▶ Recorded information

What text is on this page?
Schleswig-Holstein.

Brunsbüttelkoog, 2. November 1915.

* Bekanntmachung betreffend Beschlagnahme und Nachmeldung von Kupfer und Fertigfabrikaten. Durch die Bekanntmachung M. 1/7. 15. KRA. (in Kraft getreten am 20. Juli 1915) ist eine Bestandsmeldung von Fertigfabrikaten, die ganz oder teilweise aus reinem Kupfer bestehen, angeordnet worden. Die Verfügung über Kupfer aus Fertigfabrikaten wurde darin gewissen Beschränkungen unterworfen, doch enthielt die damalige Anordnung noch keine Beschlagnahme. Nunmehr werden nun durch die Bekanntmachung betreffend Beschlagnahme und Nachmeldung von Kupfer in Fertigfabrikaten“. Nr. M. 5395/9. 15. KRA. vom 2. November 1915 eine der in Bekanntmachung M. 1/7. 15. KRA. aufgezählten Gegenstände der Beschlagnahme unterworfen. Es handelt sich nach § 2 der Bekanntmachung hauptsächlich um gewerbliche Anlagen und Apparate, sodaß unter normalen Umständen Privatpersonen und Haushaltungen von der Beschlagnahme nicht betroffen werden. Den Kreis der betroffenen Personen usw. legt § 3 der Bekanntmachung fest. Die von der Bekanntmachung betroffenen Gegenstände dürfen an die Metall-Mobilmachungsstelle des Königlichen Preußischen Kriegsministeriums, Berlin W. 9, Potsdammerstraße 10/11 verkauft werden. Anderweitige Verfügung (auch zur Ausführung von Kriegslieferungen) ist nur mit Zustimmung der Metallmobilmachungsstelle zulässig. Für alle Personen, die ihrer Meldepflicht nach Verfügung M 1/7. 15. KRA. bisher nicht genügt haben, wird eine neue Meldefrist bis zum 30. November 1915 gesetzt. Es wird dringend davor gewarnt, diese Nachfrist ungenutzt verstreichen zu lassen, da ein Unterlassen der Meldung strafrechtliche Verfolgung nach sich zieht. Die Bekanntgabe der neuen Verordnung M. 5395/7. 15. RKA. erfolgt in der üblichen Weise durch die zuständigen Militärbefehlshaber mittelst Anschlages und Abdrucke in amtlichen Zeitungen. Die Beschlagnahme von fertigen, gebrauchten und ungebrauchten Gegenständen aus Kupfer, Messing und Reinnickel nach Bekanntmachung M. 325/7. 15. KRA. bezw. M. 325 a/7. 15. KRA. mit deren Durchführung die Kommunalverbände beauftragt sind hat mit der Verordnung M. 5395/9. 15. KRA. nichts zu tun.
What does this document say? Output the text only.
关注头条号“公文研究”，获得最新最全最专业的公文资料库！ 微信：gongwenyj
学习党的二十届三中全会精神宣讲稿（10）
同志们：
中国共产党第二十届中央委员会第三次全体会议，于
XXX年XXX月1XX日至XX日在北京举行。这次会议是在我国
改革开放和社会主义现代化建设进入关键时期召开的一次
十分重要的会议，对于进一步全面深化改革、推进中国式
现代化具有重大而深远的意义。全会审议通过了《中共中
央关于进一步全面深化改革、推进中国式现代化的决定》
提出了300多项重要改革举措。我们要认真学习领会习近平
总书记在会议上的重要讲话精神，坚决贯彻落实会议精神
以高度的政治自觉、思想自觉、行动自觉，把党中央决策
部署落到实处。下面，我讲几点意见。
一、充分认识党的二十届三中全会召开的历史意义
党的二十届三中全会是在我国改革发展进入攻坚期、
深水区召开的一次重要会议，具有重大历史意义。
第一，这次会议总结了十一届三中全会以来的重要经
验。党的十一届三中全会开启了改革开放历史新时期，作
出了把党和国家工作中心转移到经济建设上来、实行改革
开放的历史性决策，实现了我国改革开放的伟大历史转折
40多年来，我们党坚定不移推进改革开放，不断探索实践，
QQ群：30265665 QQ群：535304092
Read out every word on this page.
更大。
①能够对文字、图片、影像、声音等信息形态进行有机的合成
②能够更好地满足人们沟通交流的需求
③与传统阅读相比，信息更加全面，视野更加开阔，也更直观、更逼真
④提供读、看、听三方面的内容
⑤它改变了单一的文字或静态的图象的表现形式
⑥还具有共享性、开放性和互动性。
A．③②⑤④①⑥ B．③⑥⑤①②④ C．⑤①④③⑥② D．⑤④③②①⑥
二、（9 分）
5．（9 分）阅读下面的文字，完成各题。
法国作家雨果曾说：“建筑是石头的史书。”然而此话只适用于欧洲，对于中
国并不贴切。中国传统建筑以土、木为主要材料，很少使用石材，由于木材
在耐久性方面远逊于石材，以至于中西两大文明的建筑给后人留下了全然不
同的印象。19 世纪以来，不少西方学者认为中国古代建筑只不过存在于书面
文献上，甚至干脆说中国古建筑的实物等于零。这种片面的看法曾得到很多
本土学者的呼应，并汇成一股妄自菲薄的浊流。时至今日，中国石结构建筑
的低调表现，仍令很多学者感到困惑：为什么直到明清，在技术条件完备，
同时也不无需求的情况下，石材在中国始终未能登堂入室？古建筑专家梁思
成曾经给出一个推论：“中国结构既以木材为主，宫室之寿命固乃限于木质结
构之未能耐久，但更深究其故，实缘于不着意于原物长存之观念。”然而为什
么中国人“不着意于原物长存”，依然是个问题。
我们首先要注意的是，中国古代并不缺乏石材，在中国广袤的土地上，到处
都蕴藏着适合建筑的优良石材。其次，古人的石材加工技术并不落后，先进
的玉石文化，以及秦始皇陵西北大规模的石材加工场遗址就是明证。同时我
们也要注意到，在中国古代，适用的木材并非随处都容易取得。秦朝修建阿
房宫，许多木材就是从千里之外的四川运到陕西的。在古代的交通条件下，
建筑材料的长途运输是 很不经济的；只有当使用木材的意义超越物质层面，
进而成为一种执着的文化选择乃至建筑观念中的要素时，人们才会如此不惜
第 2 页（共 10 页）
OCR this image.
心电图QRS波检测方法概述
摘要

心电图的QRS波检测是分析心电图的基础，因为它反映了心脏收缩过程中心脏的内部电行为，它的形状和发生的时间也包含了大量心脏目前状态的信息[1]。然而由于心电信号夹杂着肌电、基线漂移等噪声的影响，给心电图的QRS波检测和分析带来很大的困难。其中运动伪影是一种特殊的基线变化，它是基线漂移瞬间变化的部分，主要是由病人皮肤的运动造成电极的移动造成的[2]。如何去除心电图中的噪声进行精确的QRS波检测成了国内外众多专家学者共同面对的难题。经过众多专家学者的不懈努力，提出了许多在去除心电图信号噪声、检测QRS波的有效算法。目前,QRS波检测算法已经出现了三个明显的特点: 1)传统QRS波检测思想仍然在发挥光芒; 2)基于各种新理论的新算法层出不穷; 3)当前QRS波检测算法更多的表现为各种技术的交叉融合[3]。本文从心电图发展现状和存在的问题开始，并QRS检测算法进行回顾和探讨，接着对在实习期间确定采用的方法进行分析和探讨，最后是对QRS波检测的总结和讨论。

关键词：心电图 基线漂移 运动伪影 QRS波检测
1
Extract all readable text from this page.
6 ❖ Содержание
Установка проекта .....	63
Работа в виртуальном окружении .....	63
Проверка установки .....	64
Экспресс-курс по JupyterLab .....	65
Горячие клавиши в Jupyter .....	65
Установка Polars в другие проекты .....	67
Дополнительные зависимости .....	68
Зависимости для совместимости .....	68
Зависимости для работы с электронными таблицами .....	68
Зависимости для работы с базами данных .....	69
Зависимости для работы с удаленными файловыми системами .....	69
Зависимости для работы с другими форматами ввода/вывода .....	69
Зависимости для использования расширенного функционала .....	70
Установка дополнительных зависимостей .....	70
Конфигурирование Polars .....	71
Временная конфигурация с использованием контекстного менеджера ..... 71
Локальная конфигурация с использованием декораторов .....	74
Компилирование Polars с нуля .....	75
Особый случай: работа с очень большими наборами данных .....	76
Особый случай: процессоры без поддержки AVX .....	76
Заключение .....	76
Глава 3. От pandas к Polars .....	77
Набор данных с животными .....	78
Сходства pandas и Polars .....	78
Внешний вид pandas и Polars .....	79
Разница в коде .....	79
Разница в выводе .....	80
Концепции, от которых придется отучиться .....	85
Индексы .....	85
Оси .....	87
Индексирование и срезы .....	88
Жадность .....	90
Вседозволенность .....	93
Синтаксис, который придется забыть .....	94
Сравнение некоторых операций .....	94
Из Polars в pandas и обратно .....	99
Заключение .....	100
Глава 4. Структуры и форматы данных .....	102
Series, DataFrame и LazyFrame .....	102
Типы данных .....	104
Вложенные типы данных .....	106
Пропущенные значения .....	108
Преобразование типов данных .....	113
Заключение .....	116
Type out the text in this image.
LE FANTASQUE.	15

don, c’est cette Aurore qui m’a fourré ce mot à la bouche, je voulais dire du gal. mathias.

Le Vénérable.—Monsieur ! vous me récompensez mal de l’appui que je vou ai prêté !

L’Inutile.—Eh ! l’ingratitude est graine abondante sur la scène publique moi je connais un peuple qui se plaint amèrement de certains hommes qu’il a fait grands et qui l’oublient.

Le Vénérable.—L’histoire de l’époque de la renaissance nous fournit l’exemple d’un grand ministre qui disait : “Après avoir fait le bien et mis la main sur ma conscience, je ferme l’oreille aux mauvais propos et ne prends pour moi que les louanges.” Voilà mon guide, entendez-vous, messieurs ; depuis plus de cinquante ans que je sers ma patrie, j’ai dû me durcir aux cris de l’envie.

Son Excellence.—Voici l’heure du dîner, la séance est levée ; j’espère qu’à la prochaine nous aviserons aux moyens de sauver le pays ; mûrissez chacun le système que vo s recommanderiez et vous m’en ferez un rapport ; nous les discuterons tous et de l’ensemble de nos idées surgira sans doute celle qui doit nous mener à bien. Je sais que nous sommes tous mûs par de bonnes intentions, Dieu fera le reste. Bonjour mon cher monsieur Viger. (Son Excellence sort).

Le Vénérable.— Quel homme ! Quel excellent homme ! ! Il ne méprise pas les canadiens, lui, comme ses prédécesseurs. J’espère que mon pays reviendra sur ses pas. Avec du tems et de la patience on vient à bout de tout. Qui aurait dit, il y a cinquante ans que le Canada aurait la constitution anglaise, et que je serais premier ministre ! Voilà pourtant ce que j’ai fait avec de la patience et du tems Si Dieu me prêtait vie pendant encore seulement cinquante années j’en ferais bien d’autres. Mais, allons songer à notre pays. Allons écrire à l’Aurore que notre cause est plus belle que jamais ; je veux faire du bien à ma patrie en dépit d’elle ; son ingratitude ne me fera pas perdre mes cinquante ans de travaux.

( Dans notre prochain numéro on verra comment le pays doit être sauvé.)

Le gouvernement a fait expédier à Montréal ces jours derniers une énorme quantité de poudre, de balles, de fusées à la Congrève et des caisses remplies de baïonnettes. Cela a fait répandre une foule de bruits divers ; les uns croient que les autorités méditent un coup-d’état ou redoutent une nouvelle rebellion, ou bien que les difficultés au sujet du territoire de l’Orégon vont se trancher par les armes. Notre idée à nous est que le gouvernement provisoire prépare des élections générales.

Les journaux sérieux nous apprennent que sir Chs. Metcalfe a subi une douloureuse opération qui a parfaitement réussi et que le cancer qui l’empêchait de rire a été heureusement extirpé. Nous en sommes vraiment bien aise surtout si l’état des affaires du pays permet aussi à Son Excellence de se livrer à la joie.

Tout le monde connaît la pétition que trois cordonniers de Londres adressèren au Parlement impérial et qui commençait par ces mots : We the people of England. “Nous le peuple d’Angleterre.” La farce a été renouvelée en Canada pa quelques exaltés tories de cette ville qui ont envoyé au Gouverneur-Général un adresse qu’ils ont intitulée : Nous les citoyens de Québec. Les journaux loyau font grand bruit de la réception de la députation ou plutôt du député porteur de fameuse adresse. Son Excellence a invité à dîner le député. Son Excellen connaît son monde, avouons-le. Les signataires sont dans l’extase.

▶ Task goal
All lines above with "случай" in them should be returned.

▶ Task solution
Особый случай: работа с очень большими наборами данных .....	76
Особый случай: процессоры без поддержки AVX .....	76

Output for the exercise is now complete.